[Collected data entries]
··········

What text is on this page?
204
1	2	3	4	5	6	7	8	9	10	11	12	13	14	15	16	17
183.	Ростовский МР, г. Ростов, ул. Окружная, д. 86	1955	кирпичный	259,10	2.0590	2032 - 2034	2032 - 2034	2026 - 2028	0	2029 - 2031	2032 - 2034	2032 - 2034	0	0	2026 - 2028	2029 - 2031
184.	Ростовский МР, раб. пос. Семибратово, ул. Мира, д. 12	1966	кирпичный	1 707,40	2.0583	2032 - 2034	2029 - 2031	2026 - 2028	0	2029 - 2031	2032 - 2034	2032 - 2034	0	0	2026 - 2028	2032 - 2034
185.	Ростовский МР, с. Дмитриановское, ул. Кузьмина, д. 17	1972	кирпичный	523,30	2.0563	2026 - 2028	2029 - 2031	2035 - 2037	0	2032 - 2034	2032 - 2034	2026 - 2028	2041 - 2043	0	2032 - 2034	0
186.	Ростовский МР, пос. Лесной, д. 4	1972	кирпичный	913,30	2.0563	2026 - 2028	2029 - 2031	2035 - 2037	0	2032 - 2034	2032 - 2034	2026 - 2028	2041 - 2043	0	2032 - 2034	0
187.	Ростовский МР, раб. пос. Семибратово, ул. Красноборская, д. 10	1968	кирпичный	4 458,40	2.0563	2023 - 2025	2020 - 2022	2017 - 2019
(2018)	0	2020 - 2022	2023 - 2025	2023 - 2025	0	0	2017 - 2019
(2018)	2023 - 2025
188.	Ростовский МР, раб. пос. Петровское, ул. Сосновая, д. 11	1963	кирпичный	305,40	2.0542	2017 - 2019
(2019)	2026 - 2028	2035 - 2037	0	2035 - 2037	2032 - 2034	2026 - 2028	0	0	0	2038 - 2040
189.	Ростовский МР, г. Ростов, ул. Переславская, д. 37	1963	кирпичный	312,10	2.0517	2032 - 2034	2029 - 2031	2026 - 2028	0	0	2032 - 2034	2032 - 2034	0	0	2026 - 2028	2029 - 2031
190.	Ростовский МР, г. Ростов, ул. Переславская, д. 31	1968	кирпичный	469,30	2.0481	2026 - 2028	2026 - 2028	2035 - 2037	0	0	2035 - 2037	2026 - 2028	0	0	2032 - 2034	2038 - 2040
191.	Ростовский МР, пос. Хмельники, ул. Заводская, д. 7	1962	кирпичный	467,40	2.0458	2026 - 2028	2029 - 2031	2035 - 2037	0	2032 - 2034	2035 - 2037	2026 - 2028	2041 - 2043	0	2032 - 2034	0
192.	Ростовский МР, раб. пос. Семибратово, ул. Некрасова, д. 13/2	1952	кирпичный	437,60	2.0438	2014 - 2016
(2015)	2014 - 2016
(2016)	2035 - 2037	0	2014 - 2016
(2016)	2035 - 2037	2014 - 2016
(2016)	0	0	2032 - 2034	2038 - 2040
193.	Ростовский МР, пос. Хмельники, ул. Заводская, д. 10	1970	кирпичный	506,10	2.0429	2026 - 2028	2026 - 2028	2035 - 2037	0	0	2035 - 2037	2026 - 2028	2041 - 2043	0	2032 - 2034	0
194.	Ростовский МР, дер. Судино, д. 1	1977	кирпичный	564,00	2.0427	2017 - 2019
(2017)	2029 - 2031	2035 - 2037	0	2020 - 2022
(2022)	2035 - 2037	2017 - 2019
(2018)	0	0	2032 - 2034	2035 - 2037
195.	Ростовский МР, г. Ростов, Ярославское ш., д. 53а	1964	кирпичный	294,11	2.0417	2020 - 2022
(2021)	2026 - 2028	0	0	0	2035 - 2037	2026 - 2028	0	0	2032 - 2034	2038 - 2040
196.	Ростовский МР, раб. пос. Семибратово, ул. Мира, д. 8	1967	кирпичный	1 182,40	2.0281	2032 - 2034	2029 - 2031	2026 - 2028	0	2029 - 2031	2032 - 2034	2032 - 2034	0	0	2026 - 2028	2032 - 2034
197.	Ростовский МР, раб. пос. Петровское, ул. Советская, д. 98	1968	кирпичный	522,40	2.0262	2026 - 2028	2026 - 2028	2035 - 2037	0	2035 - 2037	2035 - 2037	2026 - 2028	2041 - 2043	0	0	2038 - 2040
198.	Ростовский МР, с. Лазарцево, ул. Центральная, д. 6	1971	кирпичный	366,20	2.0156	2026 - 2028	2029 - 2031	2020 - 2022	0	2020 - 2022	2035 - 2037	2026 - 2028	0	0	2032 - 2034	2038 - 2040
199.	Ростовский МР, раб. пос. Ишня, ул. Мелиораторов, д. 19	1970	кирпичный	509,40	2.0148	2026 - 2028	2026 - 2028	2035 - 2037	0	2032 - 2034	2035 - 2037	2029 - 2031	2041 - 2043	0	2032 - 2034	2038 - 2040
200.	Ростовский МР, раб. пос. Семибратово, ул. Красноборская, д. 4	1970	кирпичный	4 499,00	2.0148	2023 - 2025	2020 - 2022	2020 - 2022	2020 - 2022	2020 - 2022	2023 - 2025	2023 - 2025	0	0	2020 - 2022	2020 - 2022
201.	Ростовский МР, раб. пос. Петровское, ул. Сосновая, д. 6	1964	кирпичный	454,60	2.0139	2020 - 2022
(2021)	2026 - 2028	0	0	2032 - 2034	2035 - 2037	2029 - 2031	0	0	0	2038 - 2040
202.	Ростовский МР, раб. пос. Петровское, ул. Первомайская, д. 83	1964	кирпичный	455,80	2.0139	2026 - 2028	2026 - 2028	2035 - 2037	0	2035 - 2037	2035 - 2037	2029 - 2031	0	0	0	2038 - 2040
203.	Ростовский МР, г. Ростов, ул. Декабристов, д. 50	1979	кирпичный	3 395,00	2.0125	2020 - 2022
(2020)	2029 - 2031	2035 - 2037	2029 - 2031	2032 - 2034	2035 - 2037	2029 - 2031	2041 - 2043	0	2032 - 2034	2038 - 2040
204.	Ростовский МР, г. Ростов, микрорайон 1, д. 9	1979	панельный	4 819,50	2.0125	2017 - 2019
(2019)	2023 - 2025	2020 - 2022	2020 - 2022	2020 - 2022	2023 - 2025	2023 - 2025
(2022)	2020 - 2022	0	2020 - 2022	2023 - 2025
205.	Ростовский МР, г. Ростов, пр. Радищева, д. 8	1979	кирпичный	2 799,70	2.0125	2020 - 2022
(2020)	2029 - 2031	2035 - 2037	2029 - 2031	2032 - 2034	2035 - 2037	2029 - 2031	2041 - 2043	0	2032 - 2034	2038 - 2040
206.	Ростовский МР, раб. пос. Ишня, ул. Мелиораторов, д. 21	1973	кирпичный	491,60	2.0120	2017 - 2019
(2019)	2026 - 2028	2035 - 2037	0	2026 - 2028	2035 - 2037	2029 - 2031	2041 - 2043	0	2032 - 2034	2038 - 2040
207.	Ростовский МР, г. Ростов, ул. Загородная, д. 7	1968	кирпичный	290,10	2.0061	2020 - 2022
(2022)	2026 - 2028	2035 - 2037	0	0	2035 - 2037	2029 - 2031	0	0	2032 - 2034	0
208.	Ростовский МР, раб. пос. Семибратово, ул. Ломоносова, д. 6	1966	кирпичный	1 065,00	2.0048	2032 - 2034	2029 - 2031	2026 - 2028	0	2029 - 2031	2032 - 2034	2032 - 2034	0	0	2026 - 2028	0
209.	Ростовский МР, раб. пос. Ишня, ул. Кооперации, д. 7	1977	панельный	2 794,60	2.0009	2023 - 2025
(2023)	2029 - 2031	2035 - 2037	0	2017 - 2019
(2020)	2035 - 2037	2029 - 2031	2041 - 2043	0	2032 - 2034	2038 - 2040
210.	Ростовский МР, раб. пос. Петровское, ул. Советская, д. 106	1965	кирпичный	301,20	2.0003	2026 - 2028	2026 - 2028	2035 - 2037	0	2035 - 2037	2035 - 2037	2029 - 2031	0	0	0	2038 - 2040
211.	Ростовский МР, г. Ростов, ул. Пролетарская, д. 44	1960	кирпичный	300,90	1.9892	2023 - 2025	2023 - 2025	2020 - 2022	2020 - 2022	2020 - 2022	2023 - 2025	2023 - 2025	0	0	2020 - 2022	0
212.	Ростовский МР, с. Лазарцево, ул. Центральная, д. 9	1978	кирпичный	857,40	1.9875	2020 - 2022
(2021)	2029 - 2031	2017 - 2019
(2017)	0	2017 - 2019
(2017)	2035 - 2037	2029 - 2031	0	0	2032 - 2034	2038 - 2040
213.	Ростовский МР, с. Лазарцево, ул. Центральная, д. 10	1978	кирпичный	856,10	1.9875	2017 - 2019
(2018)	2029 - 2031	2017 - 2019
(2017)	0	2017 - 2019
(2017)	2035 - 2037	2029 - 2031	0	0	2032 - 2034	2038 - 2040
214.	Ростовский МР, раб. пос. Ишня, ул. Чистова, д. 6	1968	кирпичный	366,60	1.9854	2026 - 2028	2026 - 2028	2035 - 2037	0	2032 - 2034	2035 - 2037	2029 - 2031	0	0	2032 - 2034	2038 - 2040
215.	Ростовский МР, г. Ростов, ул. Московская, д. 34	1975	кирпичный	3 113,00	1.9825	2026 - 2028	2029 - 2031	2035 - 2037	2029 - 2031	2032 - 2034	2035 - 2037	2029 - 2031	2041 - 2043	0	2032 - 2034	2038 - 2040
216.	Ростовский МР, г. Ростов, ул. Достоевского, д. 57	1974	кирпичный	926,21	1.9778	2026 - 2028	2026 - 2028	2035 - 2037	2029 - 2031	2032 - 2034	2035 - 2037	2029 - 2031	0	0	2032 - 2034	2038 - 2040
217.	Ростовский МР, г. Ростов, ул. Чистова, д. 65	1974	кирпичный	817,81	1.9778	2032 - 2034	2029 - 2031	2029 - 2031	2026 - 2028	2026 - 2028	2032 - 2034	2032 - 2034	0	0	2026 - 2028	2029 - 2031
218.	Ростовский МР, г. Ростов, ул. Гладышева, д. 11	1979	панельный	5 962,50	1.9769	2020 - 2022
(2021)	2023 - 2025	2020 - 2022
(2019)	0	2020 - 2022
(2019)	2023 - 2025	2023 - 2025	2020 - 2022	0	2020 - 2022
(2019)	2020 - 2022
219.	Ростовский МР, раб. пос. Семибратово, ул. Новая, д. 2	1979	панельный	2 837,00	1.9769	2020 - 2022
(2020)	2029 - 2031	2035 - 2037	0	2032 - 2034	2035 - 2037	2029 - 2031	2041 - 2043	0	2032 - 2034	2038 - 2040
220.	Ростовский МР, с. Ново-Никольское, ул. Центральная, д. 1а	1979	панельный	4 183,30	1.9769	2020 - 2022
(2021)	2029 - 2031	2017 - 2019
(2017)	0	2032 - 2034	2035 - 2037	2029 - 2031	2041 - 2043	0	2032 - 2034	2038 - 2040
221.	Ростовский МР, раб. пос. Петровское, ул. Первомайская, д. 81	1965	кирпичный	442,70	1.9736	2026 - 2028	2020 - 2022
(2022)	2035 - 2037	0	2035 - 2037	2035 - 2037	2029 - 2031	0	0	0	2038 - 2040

··········

PROBLEM DETAILS: Look through the listing and extract every line with "Заводская" in it.

ANSWER FOR THIS EXERCISE:
191.	Ростовский МР, пос. Хмельники, ул. Заводская, д. 7	1962	кирпичный	467,40	2.0458	2026 - 2028	2029 - 2031	2035 - 2037	0	2032 - 2034	2035 - 2037	2026 - 2028	2041 - 2043	0	2032 - 2034	0
193.	Ростовский МР, пос. Хмельники, ул. Заводская, д. 10	1970	кирпичный	506,10	2.0429	2026 - 2028	2026 - 2028	2035 - 2037	0	0	2035 - 2037	2026 - 2028	2041 - 2043	0	2032 - 2034	0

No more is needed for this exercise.